Gather all lines with "less" from the records.

>>>

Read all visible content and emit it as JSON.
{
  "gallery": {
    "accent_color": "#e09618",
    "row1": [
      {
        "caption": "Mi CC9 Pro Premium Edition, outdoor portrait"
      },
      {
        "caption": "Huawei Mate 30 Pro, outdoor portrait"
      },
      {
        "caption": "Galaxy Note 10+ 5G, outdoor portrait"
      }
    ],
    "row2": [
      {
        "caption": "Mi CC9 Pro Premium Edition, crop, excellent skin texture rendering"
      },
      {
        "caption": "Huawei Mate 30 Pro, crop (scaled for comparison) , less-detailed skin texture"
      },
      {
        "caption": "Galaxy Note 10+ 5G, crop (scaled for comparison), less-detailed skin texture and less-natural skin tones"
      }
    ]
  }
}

<<<
>>>

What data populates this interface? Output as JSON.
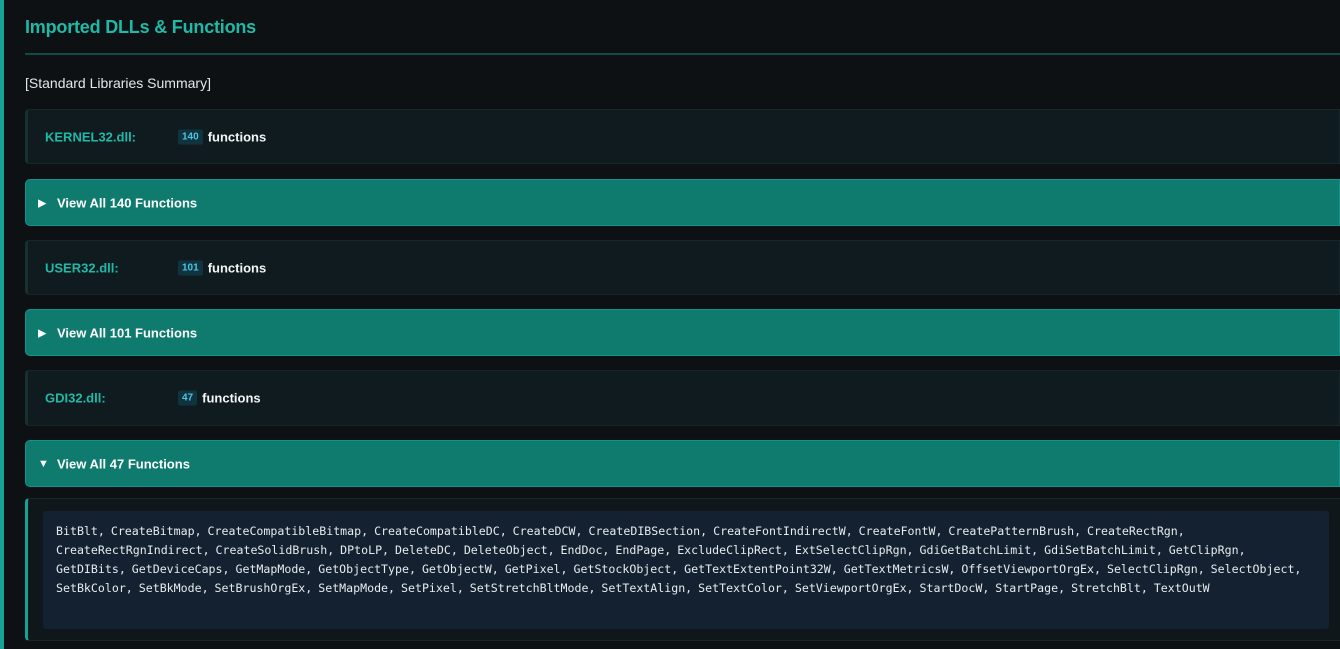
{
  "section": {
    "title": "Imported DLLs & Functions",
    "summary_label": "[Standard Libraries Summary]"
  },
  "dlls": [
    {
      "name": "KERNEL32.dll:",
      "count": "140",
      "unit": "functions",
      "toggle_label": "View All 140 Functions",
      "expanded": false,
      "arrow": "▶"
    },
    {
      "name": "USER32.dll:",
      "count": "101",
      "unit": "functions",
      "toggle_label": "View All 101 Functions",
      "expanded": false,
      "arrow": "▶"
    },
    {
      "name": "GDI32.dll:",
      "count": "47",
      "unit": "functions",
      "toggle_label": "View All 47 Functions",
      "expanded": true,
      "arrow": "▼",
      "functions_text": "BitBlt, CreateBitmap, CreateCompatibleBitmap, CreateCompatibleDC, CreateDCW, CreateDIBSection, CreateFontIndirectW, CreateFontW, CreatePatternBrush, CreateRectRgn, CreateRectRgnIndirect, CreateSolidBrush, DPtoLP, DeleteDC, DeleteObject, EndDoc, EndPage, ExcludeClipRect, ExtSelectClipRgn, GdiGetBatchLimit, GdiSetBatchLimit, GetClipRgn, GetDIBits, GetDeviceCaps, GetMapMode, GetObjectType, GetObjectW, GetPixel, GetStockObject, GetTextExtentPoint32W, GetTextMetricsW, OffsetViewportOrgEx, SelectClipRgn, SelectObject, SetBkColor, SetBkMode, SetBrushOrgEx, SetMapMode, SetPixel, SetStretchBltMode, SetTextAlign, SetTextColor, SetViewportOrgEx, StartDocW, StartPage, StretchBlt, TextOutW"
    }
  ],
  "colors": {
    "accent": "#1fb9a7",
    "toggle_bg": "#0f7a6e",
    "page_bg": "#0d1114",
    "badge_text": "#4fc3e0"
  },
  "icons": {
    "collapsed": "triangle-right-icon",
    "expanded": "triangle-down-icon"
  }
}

<<<

**The solution:**
        "caption": "Huawei Mate 30 Pro, crop (scaled for comparison) , less-detailed skin texture"
        "caption": "Galaxy Note 10+ 5G, crop (scaled for comparison), less-detailed skin texture and less-natural skin tones"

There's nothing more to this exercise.